Locate all lines in the data below that hold "contract" and show them.
>> start Dataset records
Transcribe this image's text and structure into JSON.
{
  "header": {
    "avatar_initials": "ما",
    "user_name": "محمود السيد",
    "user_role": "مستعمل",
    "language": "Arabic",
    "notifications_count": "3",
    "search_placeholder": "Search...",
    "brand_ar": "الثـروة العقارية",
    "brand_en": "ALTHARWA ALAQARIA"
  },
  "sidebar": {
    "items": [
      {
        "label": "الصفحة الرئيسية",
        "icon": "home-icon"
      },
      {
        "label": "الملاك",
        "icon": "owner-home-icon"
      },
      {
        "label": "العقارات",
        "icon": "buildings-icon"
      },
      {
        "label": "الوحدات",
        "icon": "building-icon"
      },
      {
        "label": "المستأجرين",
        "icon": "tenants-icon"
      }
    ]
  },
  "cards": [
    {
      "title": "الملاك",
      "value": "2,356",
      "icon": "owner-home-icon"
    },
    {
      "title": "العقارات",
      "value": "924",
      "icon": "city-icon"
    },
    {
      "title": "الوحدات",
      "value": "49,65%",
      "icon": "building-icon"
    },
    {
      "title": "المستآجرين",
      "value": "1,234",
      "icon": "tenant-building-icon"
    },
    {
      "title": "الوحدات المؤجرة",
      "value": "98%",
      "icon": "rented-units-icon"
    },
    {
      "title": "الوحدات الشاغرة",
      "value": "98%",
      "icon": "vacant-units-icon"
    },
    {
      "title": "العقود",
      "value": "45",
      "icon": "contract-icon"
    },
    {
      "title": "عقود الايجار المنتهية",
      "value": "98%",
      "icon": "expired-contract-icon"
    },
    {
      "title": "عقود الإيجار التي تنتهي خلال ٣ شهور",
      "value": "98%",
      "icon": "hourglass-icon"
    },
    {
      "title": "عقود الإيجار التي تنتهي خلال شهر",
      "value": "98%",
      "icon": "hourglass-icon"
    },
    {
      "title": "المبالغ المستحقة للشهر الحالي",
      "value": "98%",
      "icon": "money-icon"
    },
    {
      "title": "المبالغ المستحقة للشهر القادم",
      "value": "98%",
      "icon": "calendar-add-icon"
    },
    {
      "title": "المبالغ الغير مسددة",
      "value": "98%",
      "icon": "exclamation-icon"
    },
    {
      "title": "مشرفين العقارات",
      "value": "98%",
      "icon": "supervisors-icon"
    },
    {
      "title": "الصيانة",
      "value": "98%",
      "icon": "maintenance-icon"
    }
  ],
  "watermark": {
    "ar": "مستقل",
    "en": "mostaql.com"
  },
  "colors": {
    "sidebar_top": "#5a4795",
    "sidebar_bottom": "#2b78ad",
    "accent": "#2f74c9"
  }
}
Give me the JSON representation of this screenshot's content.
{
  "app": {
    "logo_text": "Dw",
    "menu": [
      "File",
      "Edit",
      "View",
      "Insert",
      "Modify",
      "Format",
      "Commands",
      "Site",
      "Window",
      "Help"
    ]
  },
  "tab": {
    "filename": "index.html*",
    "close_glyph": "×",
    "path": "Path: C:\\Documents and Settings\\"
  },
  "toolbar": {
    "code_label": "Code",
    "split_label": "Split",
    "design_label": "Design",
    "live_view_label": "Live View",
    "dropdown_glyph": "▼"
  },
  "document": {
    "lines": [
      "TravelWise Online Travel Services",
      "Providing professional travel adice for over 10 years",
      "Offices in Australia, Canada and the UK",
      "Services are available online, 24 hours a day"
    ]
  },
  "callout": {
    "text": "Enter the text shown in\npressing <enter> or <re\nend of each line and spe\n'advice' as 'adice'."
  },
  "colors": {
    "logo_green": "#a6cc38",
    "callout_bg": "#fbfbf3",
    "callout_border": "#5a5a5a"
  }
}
>> end Dataset records
* _Final answer_
      "icon": "contract-icon"
      "icon": "expired-contract-icon"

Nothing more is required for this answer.